**YOUR GOAL**:
State how many lines of the records contain the string "labels", and give no other information.
..........
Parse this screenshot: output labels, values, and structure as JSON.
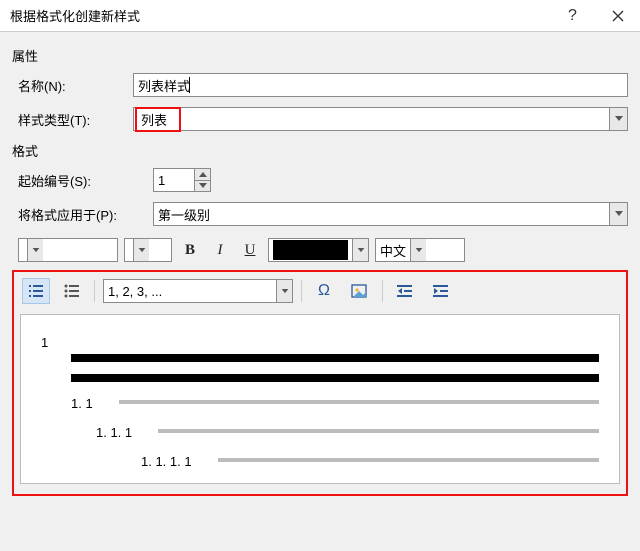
{
  "title": "根据格式化创建新样式",
  "sections": {
    "properties": "属性",
    "format": "格式"
  },
  "labels": {
    "name": "名称(N):",
    "styleType": "样式类型(T):",
    "startNumber": "起始编号(S):",
    "applyTo": "将格式应用于(P):"
  },
  "values": {
    "name": "列表样式",
    "styleType": "列表",
    "startNumber": "1",
    "applyTo": "第一级别",
    "numberFormat": "1, 2, 3, ...",
    "language": "中文"
  },
  "toolbar": {
    "bold": "B",
    "italic": "I",
    "underline": "U"
  },
  "icons": {
    "omega": "Ω"
  },
  "preview": {
    "l1": "1",
    "l2": "1. 1",
    "l3": "1. 1. 1",
    "l4": "1. 1. 1. 1"
  }
}
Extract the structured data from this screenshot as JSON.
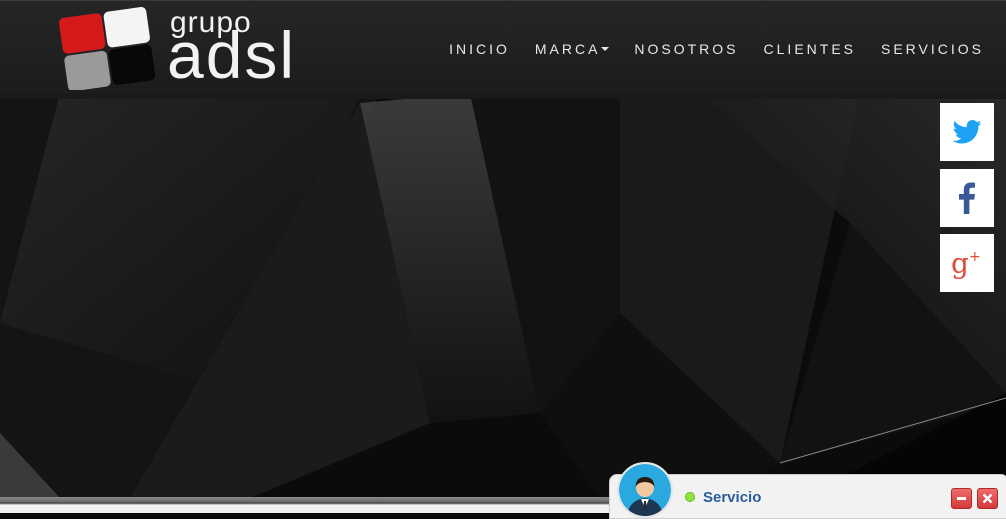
{
  "logo": {
    "small_text": "grupo",
    "big_text": "adsl"
  },
  "nav": {
    "items": [
      {
        "label": "INICIO"
      },
      {
        "label": "MARCA"
      },
      {
        "label": "NOSOTROS"
      },
      {
        "label": "CLIENTES"
      },
      {
        "label": "SERVICIOS"
      }
    ]
  },
  "social": [
    {
      "icon": "twitter-icon",
      "color": "#1da1f2"
    },
    {
      "icon": "facebook-icon",
      "color": "#3b5998"
    },
    {
      "icon": "google-plus-icon",
      "color": "#dd4b39"
    }
  ],
  "chat": {
    "title": "Servicio",
    "status_color": "#8fe63a"
  }
}
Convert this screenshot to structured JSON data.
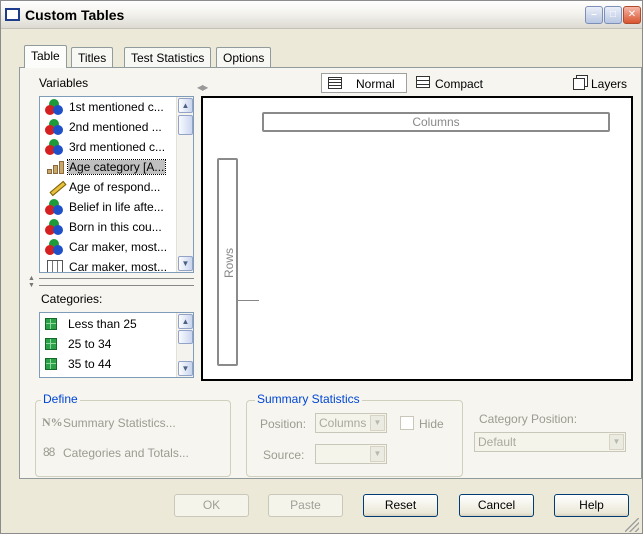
{
  "window": {
    "title": "Custom Tables"
  },
  "tabs": [
    {
      "label": "Table",
      "active": true
    },
    {
      "label": "Titles"
    },
    {
      "label": "Test Statistics"
    },
    {
      "label": "Options"
    }
  ],
  "variables": {
    "label": "Variables",
    "items": [
      {
        "label": "1st mentioned c...",
        "icon": "nominal-icon"
      },
      {
        "label": "2nd mentioned ...",
        "icon": "nominal-icon"
      },
      {
        "label": "3rd mentioned c...",
        "icon": "nominal-icon"
      },
      {
        "label": "Age category [A...",
        "icon": "ordinal-icon",
        "selected": true
      },
      {
        "label": "Age of respond...",
        "icon": "scale-icon"
      },
      {
        "label": "Belief in life afte...",
        "icon": "nominal-icon"
      },
      {
        "label": "Born in this cou...",
        "icon": "nominal-icon"
      },
      {
        "label": "Car maker, most...",
        "icon": "nominal-icon"
      },
      {
        "label": "Car maker, most...",
        "icon": "multiple-response-icon"
      }
    ]
  },
  "categories": {
    "label": "Categories:",
    "items": [
      "Less than 25",
      "25 to 34",
      "35 to 44"
    ]
  },
  "view": {
    "normal": "Normal",
    "compact": "Compact",
    "layers": "Layers"
  },
  "canvas": {
    "columns": "Columns",
    "rows": "Rows"
  },
  "define": {
    "legend": "Define",
    "summary_icon": "N%",
    "summary_label": "Summary Statistics...",
    "categories_label": "Categories and Totals..."
  },
  "summary_statistics": {
    "legend": "Summary Statistics",
    "position_label": "Position:",
    "position_value": "Columns",
    "hide_label": "Hide",
    "source_label": "Source:",
    "source_value": ""
  },
  "category_position": {
    "label": "Category Position:",
    "value": "Default"
  },
  "buttons": {
    "ok": "OK",
    "paste": "Paste",
    "reset": "Reset",
    "cancel": "Cancel",
    "help": "Help"
  },
  "colors": {
    "accent_legend": "#0046d5",
    "selection": "#c0c0c0"
  }
}
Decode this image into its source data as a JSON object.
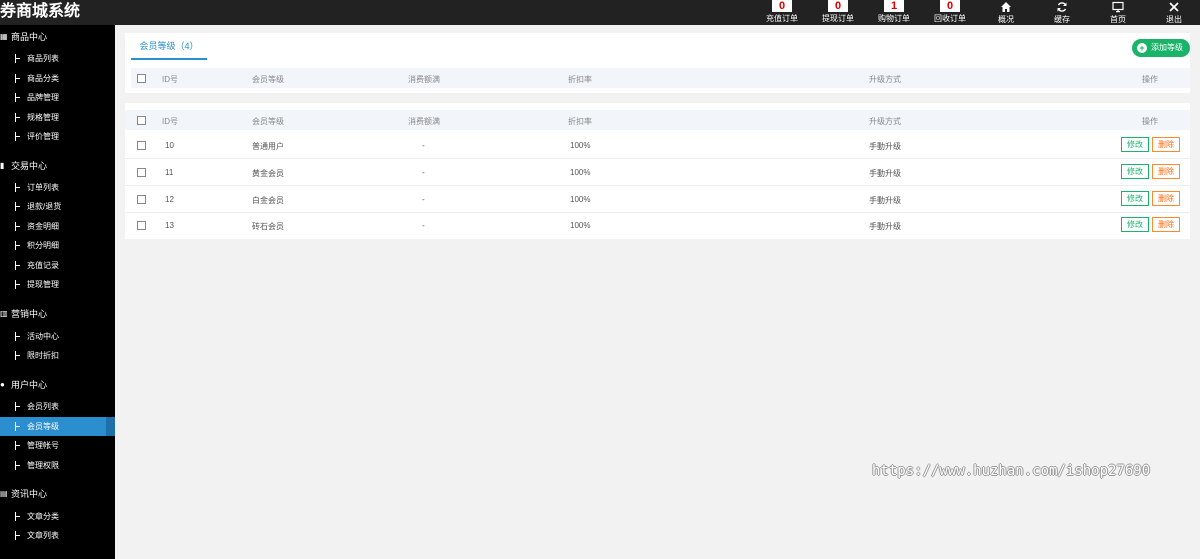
{
  "app": {
    "brand": "券商城系统"
  },
  "topbar": {
    "counters": [
      {
        "count": "0",
        "label": "充值订单"
      },
      {
        "count": "0",
        "label": "提现订单"
      },
      {
        "count": "1",
        "label": "购物订单"
      },
      {
        "count": "0",
        "label": "回收订单"
      }
    ],
    "actions": [
      {
        "icon": "home-icon",
        "label": "概况"
      },
      {
        "icon": "refresh-icon",
        "label": "缓存"
      },
      {
        "icon": "monitor-icon",
        "label": "首页"
      },
      {
        "icon": "close-icon",
        "label": "退出"
      }
    ]
  },
  "sidebar": {
    "groups": [
      {
        "label": "商品中心",
        "icon": "grid-icon",
        "items": [
          "商品列表",
          "商品分类",
          "品牌管理",
          "规格管理",
          "评价管理"
        ]
      },
      {
        "label": "交易中心",
        "icon": "bars-icon",
        "items": [
          "订单列表",
          "退款/退货",
          "资金明细",
          "积分明细",
          "充值记录",
          "提现管理"
        ]
      },
      {
        "label": "营销中心",
        "icon": "chart-icon",
        "items": [
          "活动中心",
          "限时折扣"
        ]
      },
      {
        "label": "用户中心",
        "icon": "user-icon",
        "items": [
          "会员列表",
          "会员等级",
          "管理帐号",
          "管理权限"
        ]
      },
      {
        "label": "资讯中心",
        "icon": "document-icon",
        "items": [
          "文章分类",
          "文章列表"
        ]
      }
    ],
    "active_item": "会员等级"
  },
  "main": {
    "tab_label": "会员等级（4）",
    "add_button": "添加等级",
    "columns": [
      "ID号",
      "会员等级",
      "消费额满",
      "折扣率",
      "升级方式",
      "操作"
    ],
    "rows": [
      {
        "id": "10",
        "level": "普通用户",
        "spend": "-",
        "discount": "100%",
        "upgrade": "手動升级"
      },
      {
        "id": "11",
        "level": "黄金会员",
        "spend": "-",
        "discount": "100%",
        "upgrade": "手動升级"
      },
      {
        "id": "12",
        "level": "白金会员",
        "spend": "-",
        "discount": "100%",
        "upgrade": "手動升级"
      },
      {
        "id": "13",
        "level": "砖石会员",
        "spend": "-",
        "discount": "100%",
        "upgrade": "手動升级"
      }
    ],
    "edit_label": "修改",
    "delete_label": "删除"
  },
  "watermark": "https://www.huzhan.com/ishop27690"
}
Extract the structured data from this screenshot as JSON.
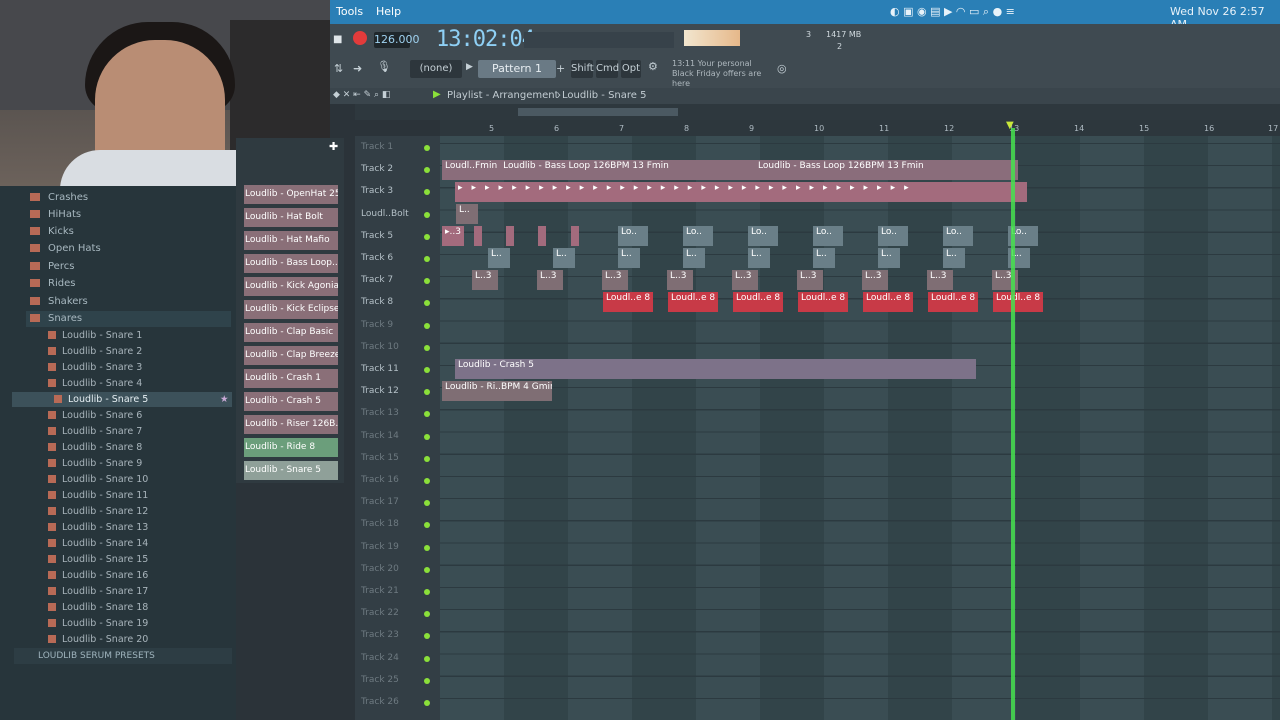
{
  "menubar": {
    "tools": "Tools",
    "help": "Help",
    "datetime": "Wed Nov 26  2:57 AM"
  },
  "toolbar": {
    "tempo": "126.000",
    "time": "13:02:04",
    "none_label": "(none)",
    "pattern": "Pattern 1",
    "shift": "Shift",
    "cmd": "Cmd",
    "opt": "Opt",
    "hint": "13:11  Your personal Black Friday offers are here",
    "memory": "1417 MB",
    "cpu": "3",
    "voices": "2"
  },
  "playlist": {
    "title": "Playlist - Arrangement",
    "pattern": "Loudlib - Snare 5",
    "ticks": [
      "5",
      "6",
      "7",
      "8",
      "9",
      "10",
      "11",
      "12",
      "13",
      "14",
      "15",
      "16",
      "17"
    ],
    "tracks": [
      "Track 1",
      "Track 2",
      "Track 3",
      "Loudl..Bolt",
      "Track 5",
      "Track 6",
      "Track 7",
      "Track 8",
      "Track 9",
      "Track 10",
      "Track 11",
      "Track 12",
      "Track 13",
      "Track 14",
      "Track 15",
      "Track 16",
      "Track 17",
      "Track 18",
      "Track 19",
      "Track 20",
      "Track 21",
      "Track 22",
      "Track 23",
      "Track 24",
      "Track 25",
      "Track 26"
    ]
  },
  "clips": {
    "bass1": "Loudl..Fmin",
    "bass2": "Loudlib - Bass Loop 126BPM 13 Fmin",
    "bass3": "Loudlib - Bass Loop 126BPM 13 Fmin",
    "lo": "Lo..",
    "l3": "L..3",
    "l": "L..",
    "red": "Loudl..e 8",
    "crash": "Loudlib - Crash 5",
    "riser": "Loudlib - Ri..BPM 4 Gminor"
  },
  "browser": {
    "folders": [
      "Crashes",
      "HiHats",
      "Kicks",
      "Open Hats",
      "Percs",
      "Rides",
      "Shakers",
      "Snares"
    ],
    "snares": [
      "Loudlib - Snare 1",
      "Loudlib - Snare 2",
      "Loudlib - Snare 3",
      "Loudlib - Snare 4",
      "Loudlib - Snare 5",
      "Loudlib - Snare 6",
      "Loudlib - Snare 7",
      "Loudlib - Snare 8",
      "Loudlib - Snare 9",
      "Loudlib - Snare 10",
      "Loudlib - Snare 11",
      "Loudlib - Snare 12",
      "Loudlib - Snare 13",
      "Loudlib - Snare 14",
      "Loudlib - Snare 15",
      "Loudlib - Snare 16",
      "Loudlib - Snare 17",
      "Loudlib - Snare 18",
      "Loudlib - Snare 19",
      "Loudlib - Snare 20"
    ],
    "bottom": "LOUDLIB SERUM PRESETS"
  },
  "channels": [
    "Loudlib - OpenHat 25",
    "Loudlib - Hat Bolt",
    "Loudlib - Hat Mafio",
    "Loudlib - Bass Loop..",
    "Loudlib - Kick Agonia",
    "Loudlib - Kick Eclipse",
    "Loudlib - Clap Basic",
    "Loudlib - Clap Breeze",
    "Loudlib - Crash 1",
    "Loudlib - Crash 5",
    "Loudlib - Riser 126B..",
    "Loudlib - Ride 8",
    "Loudlib - Snare 5"
  ]
}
..........
**SOLUTION TO THIS PROBLEM**:
2